SOURCE PASSAGE START

I am glad that Richard Siddaway decided to sit down and write a book on WMI. I have had the privilege of working with Richard over the last several years since becoming the Microsoft Scripting Guy, and I have long been impressed by his technical prowess. Whether Richard is speaking at a user group or conference or writing a blog article, it does not take long before the topic of WMI crops up. When I am planning a guest series of articles for the Hey Scripting Guy! Blog, Richard is the first person I turn to if the subject is WMI. In short, Richard is the perfect person to write this book.
The book is not just about WMI. Richard begins with an overview of Windows PowerShell technology. In fact, the “Using PowerShell” chapter is an excellent overview of Windows PowerShell. In less than 40 pages he hits all the highlights—functions, modules, PSDrives, aliases, remoting, and jobs. But it is not simply a fly-by at 30,000 feet; he gets down to the nitty-gritty, boils down essential information, and surfaces a number of potential gotchas. Even if you already know Windows PowerShell, this chapter is worth a look; if you don’t know Windows PowerShell, you should read this chapter a couple of times so you don’t have problems with the remainder of the book.

SOURCE PASSAGE END

> TASK BRIEF: Can you carry on the passage praising Richard Siddaway's book on WMI, starting right after its final sentence?

DATASET RECORDS START

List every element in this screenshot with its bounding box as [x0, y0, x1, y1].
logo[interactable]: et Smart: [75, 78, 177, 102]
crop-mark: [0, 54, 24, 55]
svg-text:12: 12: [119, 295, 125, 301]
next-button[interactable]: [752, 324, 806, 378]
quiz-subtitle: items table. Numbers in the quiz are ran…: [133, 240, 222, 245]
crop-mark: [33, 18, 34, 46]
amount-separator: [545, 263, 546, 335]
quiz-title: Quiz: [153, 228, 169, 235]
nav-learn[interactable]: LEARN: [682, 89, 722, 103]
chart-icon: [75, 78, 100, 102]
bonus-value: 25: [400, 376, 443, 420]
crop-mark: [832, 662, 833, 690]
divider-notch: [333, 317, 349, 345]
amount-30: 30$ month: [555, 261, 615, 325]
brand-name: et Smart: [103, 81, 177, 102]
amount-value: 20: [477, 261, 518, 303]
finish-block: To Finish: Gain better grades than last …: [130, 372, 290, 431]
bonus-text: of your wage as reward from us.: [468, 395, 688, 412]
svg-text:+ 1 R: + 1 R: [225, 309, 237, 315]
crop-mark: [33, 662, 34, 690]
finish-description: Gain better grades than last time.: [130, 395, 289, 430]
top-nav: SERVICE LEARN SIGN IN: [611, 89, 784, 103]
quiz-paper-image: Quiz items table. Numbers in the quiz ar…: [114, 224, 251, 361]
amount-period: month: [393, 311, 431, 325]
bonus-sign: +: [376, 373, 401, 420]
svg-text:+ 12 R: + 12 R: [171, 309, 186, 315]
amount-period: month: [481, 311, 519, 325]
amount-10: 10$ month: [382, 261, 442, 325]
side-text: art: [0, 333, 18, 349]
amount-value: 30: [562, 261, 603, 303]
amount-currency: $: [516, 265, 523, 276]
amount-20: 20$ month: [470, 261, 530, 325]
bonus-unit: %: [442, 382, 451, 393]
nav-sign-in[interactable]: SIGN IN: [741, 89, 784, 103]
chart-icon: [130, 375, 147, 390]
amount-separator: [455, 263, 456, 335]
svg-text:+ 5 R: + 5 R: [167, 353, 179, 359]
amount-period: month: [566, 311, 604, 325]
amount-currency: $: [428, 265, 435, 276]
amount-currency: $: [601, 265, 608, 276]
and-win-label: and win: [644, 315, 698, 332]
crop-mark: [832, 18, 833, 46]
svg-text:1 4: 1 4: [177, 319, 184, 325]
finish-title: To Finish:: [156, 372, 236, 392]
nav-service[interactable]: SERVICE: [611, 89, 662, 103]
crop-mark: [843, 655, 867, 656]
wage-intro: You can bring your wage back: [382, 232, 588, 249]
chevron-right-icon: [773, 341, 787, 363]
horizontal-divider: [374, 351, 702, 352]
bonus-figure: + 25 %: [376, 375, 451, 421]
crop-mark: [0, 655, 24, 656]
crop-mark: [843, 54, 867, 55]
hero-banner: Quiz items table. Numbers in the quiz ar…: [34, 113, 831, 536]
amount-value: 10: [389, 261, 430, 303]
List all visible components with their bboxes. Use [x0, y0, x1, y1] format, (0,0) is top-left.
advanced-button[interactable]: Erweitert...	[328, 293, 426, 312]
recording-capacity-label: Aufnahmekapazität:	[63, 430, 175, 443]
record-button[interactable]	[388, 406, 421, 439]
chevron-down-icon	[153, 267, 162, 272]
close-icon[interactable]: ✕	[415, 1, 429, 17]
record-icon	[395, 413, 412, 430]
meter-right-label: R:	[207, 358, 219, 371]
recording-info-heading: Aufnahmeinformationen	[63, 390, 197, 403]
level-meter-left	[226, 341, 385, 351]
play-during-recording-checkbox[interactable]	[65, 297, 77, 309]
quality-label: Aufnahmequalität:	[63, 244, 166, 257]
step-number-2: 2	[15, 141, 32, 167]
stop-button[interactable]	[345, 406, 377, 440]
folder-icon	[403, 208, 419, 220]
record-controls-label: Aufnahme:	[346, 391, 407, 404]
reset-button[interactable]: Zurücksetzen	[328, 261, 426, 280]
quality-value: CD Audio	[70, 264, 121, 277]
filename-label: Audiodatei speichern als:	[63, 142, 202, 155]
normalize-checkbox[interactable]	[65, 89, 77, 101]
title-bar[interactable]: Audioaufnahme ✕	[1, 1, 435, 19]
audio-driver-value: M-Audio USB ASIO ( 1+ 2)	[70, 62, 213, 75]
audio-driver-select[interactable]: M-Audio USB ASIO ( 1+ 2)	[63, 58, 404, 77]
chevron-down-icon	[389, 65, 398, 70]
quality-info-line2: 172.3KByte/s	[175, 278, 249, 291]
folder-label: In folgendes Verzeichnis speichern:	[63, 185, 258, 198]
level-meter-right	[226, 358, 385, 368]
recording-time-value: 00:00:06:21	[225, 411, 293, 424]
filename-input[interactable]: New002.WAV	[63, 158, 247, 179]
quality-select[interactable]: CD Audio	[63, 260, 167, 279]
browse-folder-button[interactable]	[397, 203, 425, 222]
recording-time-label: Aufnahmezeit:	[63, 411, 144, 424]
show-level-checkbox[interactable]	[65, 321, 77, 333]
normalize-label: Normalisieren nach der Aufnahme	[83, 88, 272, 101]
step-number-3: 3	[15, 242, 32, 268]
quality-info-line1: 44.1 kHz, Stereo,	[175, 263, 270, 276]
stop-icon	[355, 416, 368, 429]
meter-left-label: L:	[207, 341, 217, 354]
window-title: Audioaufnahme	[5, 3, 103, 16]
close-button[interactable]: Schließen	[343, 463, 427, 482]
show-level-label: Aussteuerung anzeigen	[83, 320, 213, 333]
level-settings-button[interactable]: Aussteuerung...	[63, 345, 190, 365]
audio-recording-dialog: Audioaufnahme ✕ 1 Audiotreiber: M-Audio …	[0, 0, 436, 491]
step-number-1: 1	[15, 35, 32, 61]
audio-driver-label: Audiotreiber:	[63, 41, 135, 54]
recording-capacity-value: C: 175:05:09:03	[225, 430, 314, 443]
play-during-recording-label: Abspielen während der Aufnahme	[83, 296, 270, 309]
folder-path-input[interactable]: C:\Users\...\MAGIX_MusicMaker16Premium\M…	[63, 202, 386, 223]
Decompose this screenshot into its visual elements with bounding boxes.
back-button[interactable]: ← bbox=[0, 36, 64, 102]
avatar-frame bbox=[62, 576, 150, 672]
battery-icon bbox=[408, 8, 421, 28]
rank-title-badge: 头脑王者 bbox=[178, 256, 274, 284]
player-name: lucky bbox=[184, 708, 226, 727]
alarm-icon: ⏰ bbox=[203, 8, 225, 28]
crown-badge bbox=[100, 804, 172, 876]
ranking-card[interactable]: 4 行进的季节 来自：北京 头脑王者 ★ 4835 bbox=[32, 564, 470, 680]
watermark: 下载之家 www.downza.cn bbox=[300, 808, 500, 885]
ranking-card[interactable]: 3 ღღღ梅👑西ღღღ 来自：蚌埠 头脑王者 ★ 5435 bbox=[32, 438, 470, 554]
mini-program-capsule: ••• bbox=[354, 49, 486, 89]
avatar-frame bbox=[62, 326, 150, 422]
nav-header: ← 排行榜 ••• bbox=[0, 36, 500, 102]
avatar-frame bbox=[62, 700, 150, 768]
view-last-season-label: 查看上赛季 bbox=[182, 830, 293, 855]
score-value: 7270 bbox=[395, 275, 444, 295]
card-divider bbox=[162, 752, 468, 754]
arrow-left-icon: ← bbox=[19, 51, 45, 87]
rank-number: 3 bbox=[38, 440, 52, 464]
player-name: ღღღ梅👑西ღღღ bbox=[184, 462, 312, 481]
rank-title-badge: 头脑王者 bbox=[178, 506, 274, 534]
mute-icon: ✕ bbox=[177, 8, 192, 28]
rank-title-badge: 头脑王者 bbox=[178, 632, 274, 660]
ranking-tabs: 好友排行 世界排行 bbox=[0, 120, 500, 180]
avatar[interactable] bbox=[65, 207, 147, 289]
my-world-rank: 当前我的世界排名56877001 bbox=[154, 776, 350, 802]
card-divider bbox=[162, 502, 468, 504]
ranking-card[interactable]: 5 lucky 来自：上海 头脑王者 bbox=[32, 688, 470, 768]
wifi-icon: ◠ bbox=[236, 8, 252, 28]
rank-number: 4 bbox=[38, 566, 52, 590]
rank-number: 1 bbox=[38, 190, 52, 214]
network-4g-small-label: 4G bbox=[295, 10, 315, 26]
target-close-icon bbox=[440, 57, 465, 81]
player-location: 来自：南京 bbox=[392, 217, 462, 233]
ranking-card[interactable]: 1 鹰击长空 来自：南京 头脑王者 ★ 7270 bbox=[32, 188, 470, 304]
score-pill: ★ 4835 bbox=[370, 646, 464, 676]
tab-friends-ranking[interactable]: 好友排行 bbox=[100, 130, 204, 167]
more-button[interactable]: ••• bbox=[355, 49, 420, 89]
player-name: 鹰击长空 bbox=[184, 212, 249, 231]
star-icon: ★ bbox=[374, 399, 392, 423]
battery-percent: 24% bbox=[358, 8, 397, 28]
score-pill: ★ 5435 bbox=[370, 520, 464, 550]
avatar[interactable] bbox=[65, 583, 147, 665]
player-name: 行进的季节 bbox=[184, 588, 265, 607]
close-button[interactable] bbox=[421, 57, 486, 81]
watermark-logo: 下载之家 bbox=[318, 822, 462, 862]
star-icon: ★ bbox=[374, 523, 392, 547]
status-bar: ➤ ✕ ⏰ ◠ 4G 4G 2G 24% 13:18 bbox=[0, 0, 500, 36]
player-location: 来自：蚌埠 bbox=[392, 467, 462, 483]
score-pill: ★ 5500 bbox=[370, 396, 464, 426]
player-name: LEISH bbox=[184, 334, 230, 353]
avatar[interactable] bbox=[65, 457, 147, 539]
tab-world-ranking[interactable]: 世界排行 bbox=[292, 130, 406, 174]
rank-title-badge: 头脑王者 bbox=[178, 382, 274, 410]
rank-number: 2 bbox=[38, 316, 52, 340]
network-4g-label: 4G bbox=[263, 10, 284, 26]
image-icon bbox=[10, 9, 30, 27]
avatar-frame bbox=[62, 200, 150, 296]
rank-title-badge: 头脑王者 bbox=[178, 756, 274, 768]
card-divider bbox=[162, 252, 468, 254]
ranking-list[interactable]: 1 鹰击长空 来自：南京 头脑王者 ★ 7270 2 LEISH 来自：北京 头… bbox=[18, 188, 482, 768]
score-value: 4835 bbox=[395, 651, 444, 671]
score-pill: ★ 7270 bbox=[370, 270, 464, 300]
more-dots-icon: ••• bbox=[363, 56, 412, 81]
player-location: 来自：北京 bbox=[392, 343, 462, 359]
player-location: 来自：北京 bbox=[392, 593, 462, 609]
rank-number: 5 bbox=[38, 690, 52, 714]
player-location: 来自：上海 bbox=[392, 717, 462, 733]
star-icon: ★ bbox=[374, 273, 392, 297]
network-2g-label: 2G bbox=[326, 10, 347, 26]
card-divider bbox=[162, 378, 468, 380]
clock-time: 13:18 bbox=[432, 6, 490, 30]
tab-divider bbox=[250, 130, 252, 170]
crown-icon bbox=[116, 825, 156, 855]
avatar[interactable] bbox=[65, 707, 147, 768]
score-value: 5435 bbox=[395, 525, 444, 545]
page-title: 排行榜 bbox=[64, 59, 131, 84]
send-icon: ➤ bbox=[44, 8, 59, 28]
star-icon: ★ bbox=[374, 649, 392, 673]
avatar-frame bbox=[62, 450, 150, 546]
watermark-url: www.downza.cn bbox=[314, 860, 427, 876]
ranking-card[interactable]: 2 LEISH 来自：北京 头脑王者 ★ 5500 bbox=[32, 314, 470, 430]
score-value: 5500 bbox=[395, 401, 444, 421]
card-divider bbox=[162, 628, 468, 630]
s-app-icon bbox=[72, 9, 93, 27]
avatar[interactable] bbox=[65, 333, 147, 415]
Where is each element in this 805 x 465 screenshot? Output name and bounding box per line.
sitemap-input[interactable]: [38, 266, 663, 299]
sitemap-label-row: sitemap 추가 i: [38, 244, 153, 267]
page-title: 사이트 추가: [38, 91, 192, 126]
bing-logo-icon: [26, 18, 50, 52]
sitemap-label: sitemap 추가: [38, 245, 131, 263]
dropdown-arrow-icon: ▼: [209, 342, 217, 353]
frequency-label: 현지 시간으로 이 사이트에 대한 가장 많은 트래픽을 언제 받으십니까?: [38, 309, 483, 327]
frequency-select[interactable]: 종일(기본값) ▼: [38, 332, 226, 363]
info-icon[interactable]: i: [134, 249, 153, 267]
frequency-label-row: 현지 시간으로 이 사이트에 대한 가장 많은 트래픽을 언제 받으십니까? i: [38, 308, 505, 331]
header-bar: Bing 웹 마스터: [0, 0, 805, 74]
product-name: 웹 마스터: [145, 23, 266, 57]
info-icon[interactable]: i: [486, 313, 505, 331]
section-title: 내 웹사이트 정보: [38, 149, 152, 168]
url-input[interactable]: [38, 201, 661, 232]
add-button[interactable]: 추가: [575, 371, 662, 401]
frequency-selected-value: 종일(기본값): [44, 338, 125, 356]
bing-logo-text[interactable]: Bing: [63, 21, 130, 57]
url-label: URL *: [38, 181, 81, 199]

DATASET RECORDS END

> FINAL ANSWER:
WMI can be complicated—I know, I wrote a book on the subject for Microsoft Press a few years ago. Luckily, Richard has devoted an entire chapter to discussing not only the basics of WMI, but some of the more advanced concepts as well. I love his WMI documentation script in chapter 3. Of course, one of the nice things about WMI is that it is self-describing, which means that it is possible to write scripts to discover information about WMI. Well, now you do not need to write those scripts yourself, because Richard has done it for you.
But if the book were all esoteric academic minutiae, it would be of limited practical value to network administrators and to consultants in the field who are attempting to use this rather difficult technology to solve real world problems. Luckily, Richard lives in the real world and his book quickly begins to produce real value. His section on WMI in the enterprise covers system documentation, working with disk subsystems, the registry, and more.
Windows PowerShell is a powerful, cool technology. WMI is a powerful, cool technology. When you combine the two you have a flexible and powerful solution. When Richard Siddaway is the author of the book—you have an unbeatable combination. Buy this book! You will thank me later.